=== What is asked ===
Transcribe all of the records precisely as they are presented.

=== Supplied data ===
══════
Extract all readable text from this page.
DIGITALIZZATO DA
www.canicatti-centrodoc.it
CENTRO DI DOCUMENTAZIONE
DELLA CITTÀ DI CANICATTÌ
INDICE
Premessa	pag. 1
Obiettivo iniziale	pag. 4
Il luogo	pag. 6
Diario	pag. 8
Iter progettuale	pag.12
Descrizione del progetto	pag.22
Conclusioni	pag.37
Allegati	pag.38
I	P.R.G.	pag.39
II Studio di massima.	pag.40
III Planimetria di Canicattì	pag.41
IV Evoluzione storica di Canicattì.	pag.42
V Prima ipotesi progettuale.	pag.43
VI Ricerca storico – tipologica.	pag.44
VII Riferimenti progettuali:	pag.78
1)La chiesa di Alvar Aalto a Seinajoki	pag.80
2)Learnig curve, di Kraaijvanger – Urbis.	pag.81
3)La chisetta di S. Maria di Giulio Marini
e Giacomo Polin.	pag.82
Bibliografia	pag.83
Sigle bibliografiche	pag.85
══════
=== Expected answer ===
Extract all readable text from this page.
DIGITALIZZATO DA
www.canicatti-centrodoc.it
CENTRO DI DOCUMENTAZIONE
DELLA CITTÀ DI CANICATTÌ
INDICE
Premessa	pag. 1
Obiettivo iniziale	pag. 4
Il luogo	pag. 6
Diario	pag. 8
Iter progettuale	pag.12
Descrizione del progetto	pag.22
Conclusioni	pag.37
Allegati	pag.38
I	P.R.G.	pag.39
II Studio di massima.	pag.40
III Planimetria di Canicattì	pag.41
IV Evoluzione storica di Canicattì.	pag.42
V Prima ipotesi progettuale.	pag.43
VI Ricerca storico – tipologica.	pag.44
VII Riferimenti progettuali:	pag.78
1)La chiesa di Alvar Aalto a Seinajoki	pag.80
2)Learnig curve, di Kraaijvanger – Urbis.	pag.81
3)La chisetta di S. Maria di Giulio Marini
e Giacomo Polin.	pag.82
Bibliografia	pag.83
Sigle bibliografiche	pag.85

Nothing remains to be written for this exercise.